## Short exercise
Please say how many lines of the listing hold "witness", with no other words in the answer.

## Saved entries
○ ○ ○ ○ ○

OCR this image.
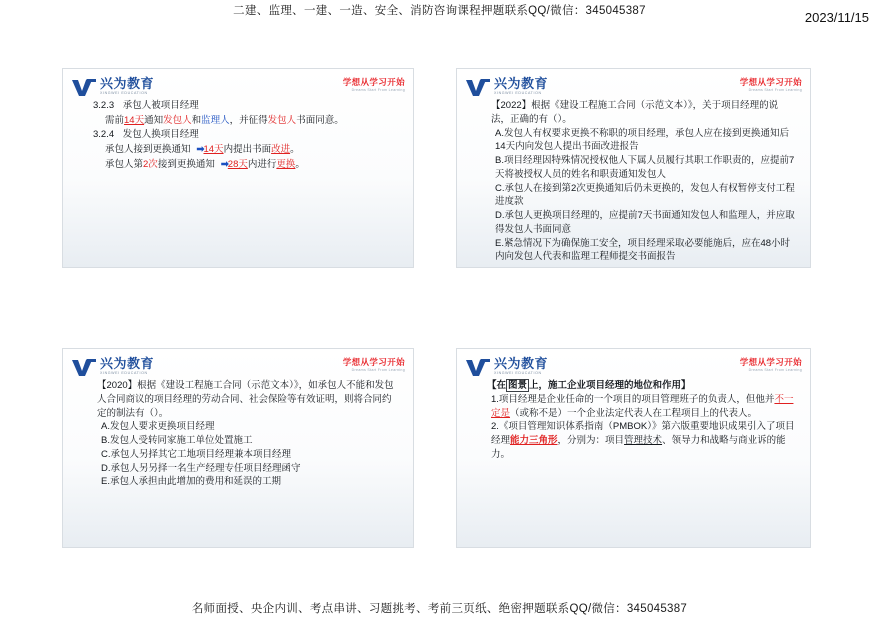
二建、监理、一建、一造、安全、消防咨询课程押题联系QQ/微信：345045387	2023/11/15
兴为教育
XINGWEI EDUCATION
学想从学习开始
Dreams Start From Learning
3.2.3 承包人被项目经理
需前14天通知发包人和监理人，并征得发包人书面同意。
3.2.4 发包人换项目经理
承包人接到更换通知 ➡14天内提出书面改进。
承包人第2次接到更换通知 ➡28天内进行更换。
兴为教育
XINGWEI EDUCATION
学想从学习开始
Dreams Start From Learning
【2022】根据《建设工程施工合同（示范文本）》，关于项目经理的说法，正确的有（）。
A.发包人有权要求更换不称职的项目经理，承包人应在接到更换通知后14天内向发包人提出书面改进报告
B.项目经理因特殊情况授权他人下属人员履行其职工作职责的，应提前7天将被授权人员的姓名和职责通知发包人
C.承包人在接到第2次更换通知后仍未更换的，发包人有权暂停支付工程进度款
D.承包人更换项目经理的，应提前7天书面通知发包人和监理人，并应取得发包人书面同意
E.紧急情况下为确保施工安全，项目经理采取必要能施后，应在48小时内向发包人代表和监理工程师提交书面报告
兴为教育
XINGWEI EDUCATION
学想从学习开始
Dreams Start From Learning
【2020】根据《建设工程施工合同（示范文本）》，如承包人不能和发包人合同商议的项目经理的劳动合同、社会保险等有效证明，则将合同约定的制法有（）。
A.发包人要求更换项目经理
B.发包人受转同家施工单位处置施工
C.承包人另择其它工地项目经理兼本项目经理
D.承包人另另择一名生产经理专任项目经理函守
E.承包人承担由此增加的费用和延误的工期
兴为教育
XINGWEI EDUCATION
学想从学习开始
Dreams Start From Learning
【在 图景 上，施工企业项目经理的地位和作用】
1.项目经理是企业任命的一个项目的项目管理班子的负责人，但他并不一定是（或称不是）一个企业法定代表人在工程项目上的代表人。
2.《项目管理知识体系指南（PMBOK）》第六版重要地识成果引入了项目经理能力三角形，分别为：项目管理技术、领导力和战略与商业诉的能力。
名师面授、央企内训、考点串讲、习题挑考、考前三页纸、绝密押题联系QQ/微信：345045387
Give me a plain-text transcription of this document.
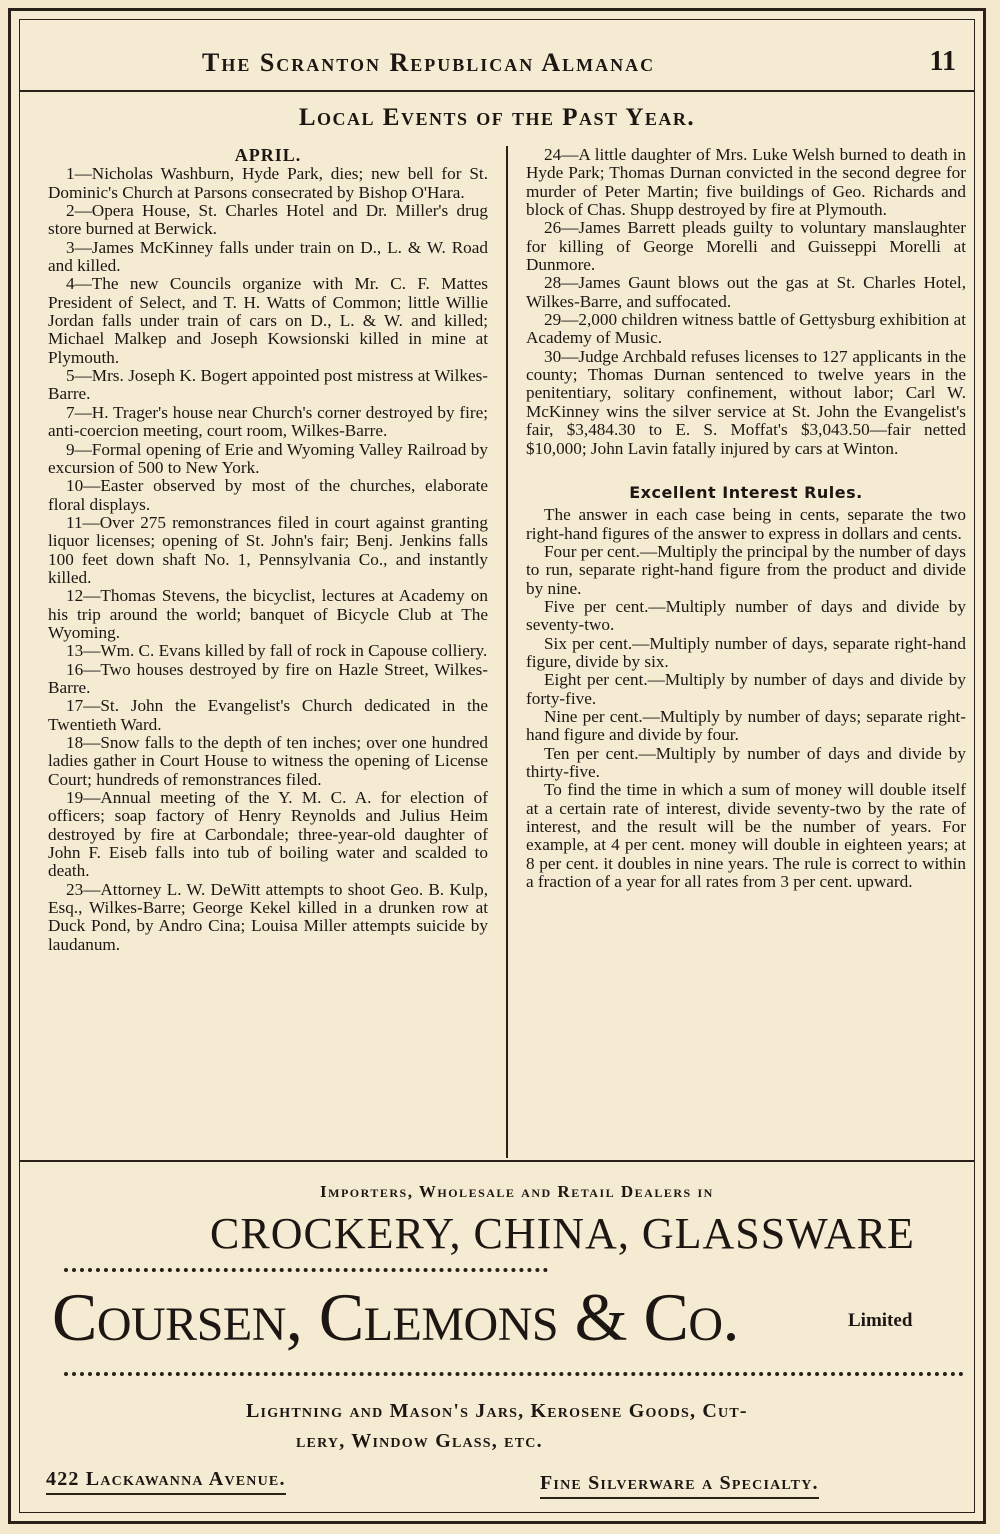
The Scranton Republican Almanac	11
Local Events of the Past Year.
APRIL.

1—Nicholas Washburn, Hyde Park, dies; new bell for St. Dominic's Church at Parsons consecrated by Bishop O'Hara.

2—Opera House, St. Charles Hotel and Dr. Miller's drug store burned at Berwick.

3—James McKinney falls under train on D., L. & W. Road and killed.

4—The new Councils organize with Mr. C. F. Mattes President of Select, and T. H. Watts of Common; little Willie Jordan falls under train of cars on D., L. & W. and killed; Michael Malkep and Joseph Kowsionski killed in mine at Plymouth.

5—Mrs. Joseph K. Bogert appointed post mistress at Wilkes-Barre.

7—H. Trager's house near Church's corner destroyed by fire; anti-coercion meeting, court room, Wilkes-Barre.

9—Formal opening of Erie and Wyoming Valley Railroad by excursion of 500 to New York.

10—Easter observed by most of the churches, elaborate floral displays.

11—Over 275 remonstrances filed in court against granting liquor licenses; opening of St. John's fair; Benj. Jenkins falls 100 feet down shaft No. 1, Pennsylvania Co., and instantly killed.

12—Thomas Stevens, the bicyclist, lectures at Academy on his trip around the world; banquet of Bicycle Club at The Wyoming.

13—Wm. C. Evans killed by fall of rock in Capouse colliery.

16—Two houses destroyed by fire on Hazle Street, Wilkes-Barre.

17—St. John the Evangelist's Church dedicated in the Twentieth Ward.

18—Snow falls to the depth of ten inches; over one hundred ladies gather in Court House to witness the opening of License Court; hundreds of remonstrances filed.

19—Annual meeting of the Y. M. C. A. for election of officers; soap factory of Henry Reynolds and Julius Heim destroyed by fire at Carbondale; three-year-old daughter of John F. Eiseb falls into tub of boiling water and scalded to death.

23—Attorney L. W. DeWitt attempts to shoot Geo. B. Kulp, Esq., Wilkes-Barre; George Kekel killed in a drunken row at Duck Pond, by Andro Cina; Louisa Miller attempts suicide by laudanum.

24—A little daughter of Mrs. Luke Welsh burned to death in Hyde Park; Thomas Durnan convicted in the second degree for murder of Peter Martin; five buildings of Geo. Richards and block of Chas. Shupp destroyed by fire at Plymouth.

26—James Barrett pleads guilty to voluntary manslaughter for killing of George Morelli and Guisseppi Morelli at Dunmore.

28—James Gaunt blows out the gas at St. Charles Hotel, Wilkes-Barre, and suffocated.

29—2,000 children witness battle of Gettysburg exhibition at Academy of Music.

30—Judge Archbald refuses licenses to 127 applicants in the county; Thomas Durnan sentenced to twelve years in the penitentiary, solitary confinement, without labor; Carl W. McKinney wins the silver service at St. John the Evangelist's fair, $3,484.30 to E. S. Moffat's $3,043.50—fair netted $10,000; John Lavin fatally injured by cars at Winton.

Excellent Interest Rules.

The answer in each case being in cents, separate the two right-hand figures of the answer to express in dollars and cents.

Four per cent.—Multiply the principal by the number of days to run, separate right-hand figure from the product and divide by nine.

Five per cent.—Multiply number of days and divide by seventy-two.

Six per cent.—Multiply number of days, separate right-hand figure, divide by six.

Eight per cent.—Multiply by number of days and divide by forty-five.

Nine per cent.—Multiply by number of days; separate right-hand figure and divide by four.

Ten per cent.—Multiply by number of days and divide by thirty-five.

To find the time in which a sum of money will double itself at a certain rate of interest, divide seventy-two by the rate of interest, and the result will be the number of years. For example, at 4 per cent. money will double in eighteen years; at 8 per cent. it doubles in nine years. The rule is correct to within a fraction of a year for all rates from 3 per cent. upward.

Importers, Wholesale and Retail Dealers in
CROCKERY, CHINA, GLASSWARE
Coursen, Clemons & Co.	Limited
Lightning and Mason's Jars, Kerosene Goods, Cut-
lery, Window Glass, etc.
422 Lackawanna Avenue.	Fine Silverware a Specialty.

○ ○ ○ ○ ○

## Task output
2